§ **SECÇÃO DO DOCUMENTO**:
########

Ao contrário do Cristianismo que nasceu num mundo adverso dominado pelos romanos e durante 5 séculos foi uma religião clandestina que se propagava pelo exemplo de vida e pela pregação, o Islão nasceu numa conquista bélica de Meca e na submissão à nova fé de cristãos e politeístas que lá viviam.
Rapidamente se confundiu com poder e continuou a propagar-se não pela pregação como o cristianismo, mas sim pela conquista bélica e pelo comércio. Os muçulmanos submeteram de facto à sua fé o mundo antes cristão: a zona sul e norte do Mar Mediterrâneo, invadindo a Europa pelo Ocidente até França e pelo Oriente até à Áustria. Durante toda a Idade Média, assolaram a Europa que se fechou sobre si mesma num regime feudal.
Depois do Imperador romano Constantino, o Cristianismo transformou-se na religião do Estado e, como tal, também usou a técnica de submissão não só pela via da tortura da Inquisição, mas também como forma de evangelização.
De facto, os latino-americanos ainda hoje nos acusam de termos evangelizado a América Latina mais pela espada que pelo crucifixo; como a espada no Ocidente sempre foi em forma de cruz, talvez venha daí a confusão. O Cristianismo abandonou há muito estas práticas de violência que ficaram na Idade Média; o Islão ainda as usa hoje. Porquê?
Ressentimento contra o mundo ocidental cristão
Com a vitória na batalha de Lepanto em 1571, entre cristãos e muçulmanos, a cultura e civilização cristã acabou de uma vez por todas com a constante ameaça do Islão e cresceu até ser hoje o que é, ao passo que a civilização muçulmana, cujo auge tinha sido atingido com Averróis e Avicena, estagnou numa mentalidade medieval.
O mundo muçulmano ainda não se recuperou do ressentimento e ódio que essa derrota causou. Este ódio motiva as ações da Al Qaeda, em especial contra os Estados Unidos que representam o mundo ocidental.
Atualmente não há nenhum país tradicionalmente cristão que persiga muçulmanos só pelo facto de o serem, enquanto nos países tradicionalmente muçulmanos os cristãos são sistematicamente perseguidos: Egipto, Paquistão, Irão, Iraque, etc.

########

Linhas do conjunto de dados
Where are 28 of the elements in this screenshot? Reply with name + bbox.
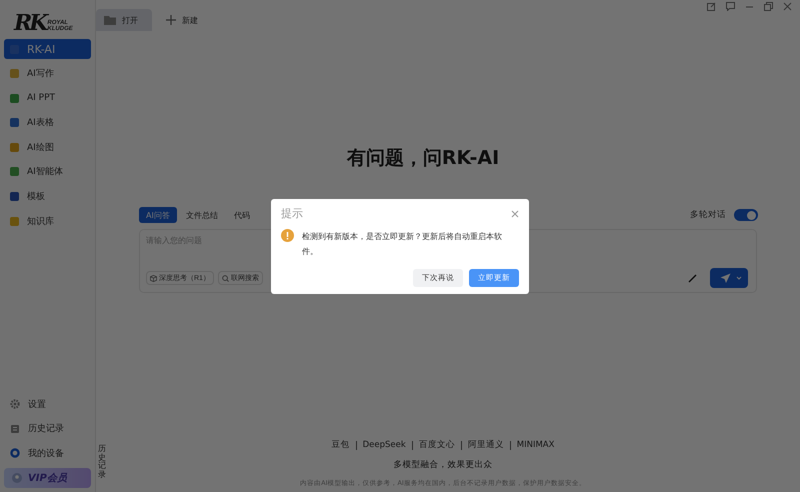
vip-button[interactable]: VIP会员 [4, 468, 91, 488]
model-name: 百度文心 [418, 439, 455, 451]
model-name: 阿里通义 [468, 439, 504, 451]
sidebar-item[interactable]: 设置 [4, 394, 91, 414]
slogan: 多模型融合，效果更出众 [394, 459, 492, 471]
dialog-message: 检测到有新版本，是否立即更新？更新后将自动重启本软件。 [302, 231, 503, 258]
mode-tab[interactable]: AI问答 [139, 207, 177, 223]
dialog-title: 提示 [281, 206, 303, 221]
sidebar-item[interactable]: 模板 [4, 186, 91, 207]
toggle-label: 多轮对话 [690, 209, 726, 221]
sidebar-item[interactable]: AI表格 [4, 112, 91, 133]
toolbar-tab[interactable]: 新建 [158, 9, 212, 31]
mode-tab[interactable]: 文件总结 [178, 207, 225, 223]
sidebar-item[interactable]: 知识库 [4, 211, 91, 232]
model-name: MINIMAX [516, 440, 554, 450]
sidebar-item[interactable]: 我的设备 [4, 443, 91, 464]
model-name: 豆包 [332, 439, 350, 451]
sidebar-item[interactable]: RK-AI [4, 39, 91, 59]
sidebar-item[interactable]: AI写作 [4, 64, 91, 84]
sidebar-item[interactable]: AI绘图 [4, 137, 91, 158]
toolbar-tab[interactable]: 打开 [96, 9, 152, 31]
headline: 有问题，问RK-AI [346, 146, 500, 171]
mode-tab[interactable]: 代码 [226, 207, 257, 223]
sidebar-item[interactable]: 历史记录 [4, 418, 91, 439]
sidebar-item[interactable]: AI PPT [4, 88, 91, 108]
history-tab[interactable]: 历史记录 [98, 444, 106, 480]
sidebar-item[interactable]: AI智能体 [4, 162, 91, 182]
model-name: DeepSeek [362, 440, 406, 450]
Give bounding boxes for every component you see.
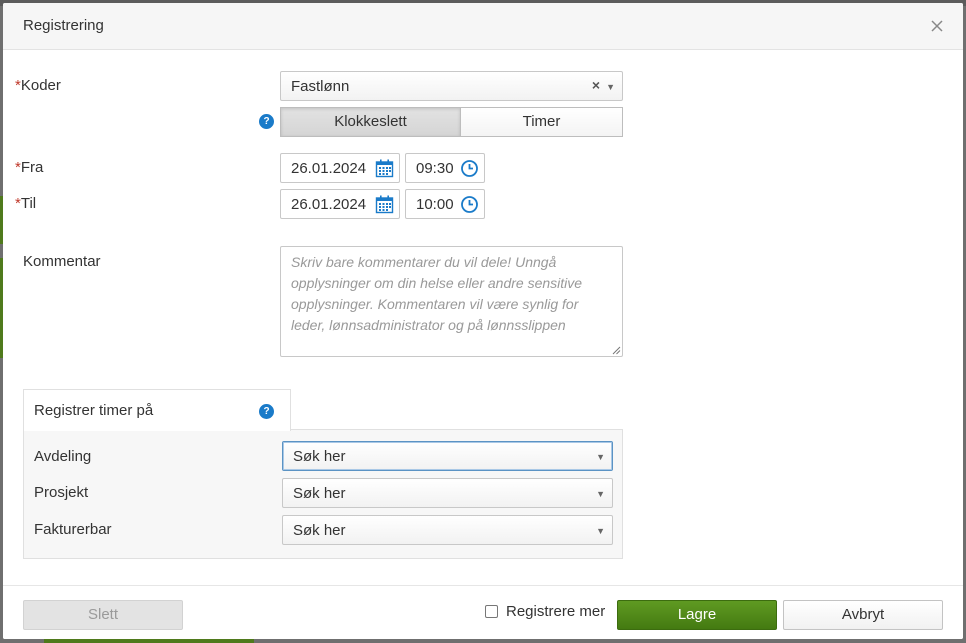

########

§ **DESAFIO A**: Segundo o texto sobre o Cristianismo e o Islão, em que ano se travou a batalha de Lepanto?
§ **DESAFIO B**: Prolongue o texto sobre o Cristianismo e o Islão a partir da sua última frase.
Os itens nada têm a ver com o texto sobre o Cristianismo e o Islão.

§ **RESPOSTA A**: Em 1571.

§ **RESPOSTA B**:
Os muçulmanos no Ocidente estão amparados pela democracia e pelo direito à liberdade religiosa; os cristãos no mundo árabe não têm direitos, estão à mercê do fanatismo. Os muçulmanos no Ocidente podem construir as suas mesquitas; os cristãos no mundo árabe não têm direito a construir igrejas nem a reparar as que estão construídas e, na Arábia Saudita, nem podem usar um crucifixo ao pescoço.
Quem não deve não teme
Nunca somos tão violentos como quando lutamos pela nossa sobrevivência. Enquanto a religião cristã, posta em causa pela Revolução Francesa, pela idade da razão, pelo iluminismo e ultimamente pelas filosofias ateias, sobreviveu, a religião muçulmana opõe-se a todo o pensamento crítico vindo de dentro e de fora e ameaça quem o faça.
Quem não deve não teme: esta agressividade mais não é que uma forma de esconder as graves deficiências do ponto de vista filosófico, histórico e teológico. Alimentada pelo petróleo e pelo ódio contra o Ocidente, a expansão muçulmana é como um gigante com pés de barro – um dia que as deficiências venham à luz da razão, talvez não fique pedra sobre pedra.
Segundo Carl Jung, o fanatismo é uma forma de sufocar uma dúvida interior. Assim explicava Jung o fanatismo de S. Paulo contra os cristãos, antes da sua conversão. A dúvida de S. Paulo era entre a segurança que dá a lei, uma falsa segurança, e a liberdade da graça que Santo Estêvão oferecia.
S. Paulo encontrava-se dividido entre estas duas formas de viver a vida. Por um lado, atraído pela liberdade, ao dar-se conta de que nunca conseguia satisfazer as exigências da lei e que, mesmo que o fizesse, não tinha nenhuma segurança ou garantia de salvação que tornasse a vinda de Cristo prescindível se o homem pudesse salvar-se a si mesmo.
É evidente, até pela forma como tratam as mulheres, como seres humanos de segunda categoria, que a religião muçulmana estava bem para a Idade Média, mas não para o mundo de hoje. Como a forma de pensar de hoje se infiltra de muitas formas, mesmo nos países muçulmanos, pela TV, pela Internet, eles sentem-se intimidados e temem perder fiéis, temem que a sua religião não aguente o embate da razão, como o cristianismo teve que aguentar, reformulando-se.
Então tornam-se agressivos contra o Ocidente, que se governa pela razão e se infiltra por todo o lado porque a razão ~e a única via para o desenvolvimento e progresso. Como o Ocidente é de raiz cristã, voltam-se contra os cristãos nos seus países, chamando-os traidores e americanos, quando estes existiam antes da religião muçulmana. Chamam o Cristianismo de religião estrangeira, quando ele esteve implantado muitos séculos antes de a religião muçulmana chegar ao seu país.
Os animais mostram o seu máximo de agressividade quando sentem ameaçada a sua existência. Sob este ponto de vista, os humanos não são diferentes. Os gatos são animais pacíficos e nunca se voltam contra os seus donos a menos que estes os ameacem e não tenham forma de fugir. Assim se sente a religião muçulmana encurralada face ao mundo ocidental de tradição cristã.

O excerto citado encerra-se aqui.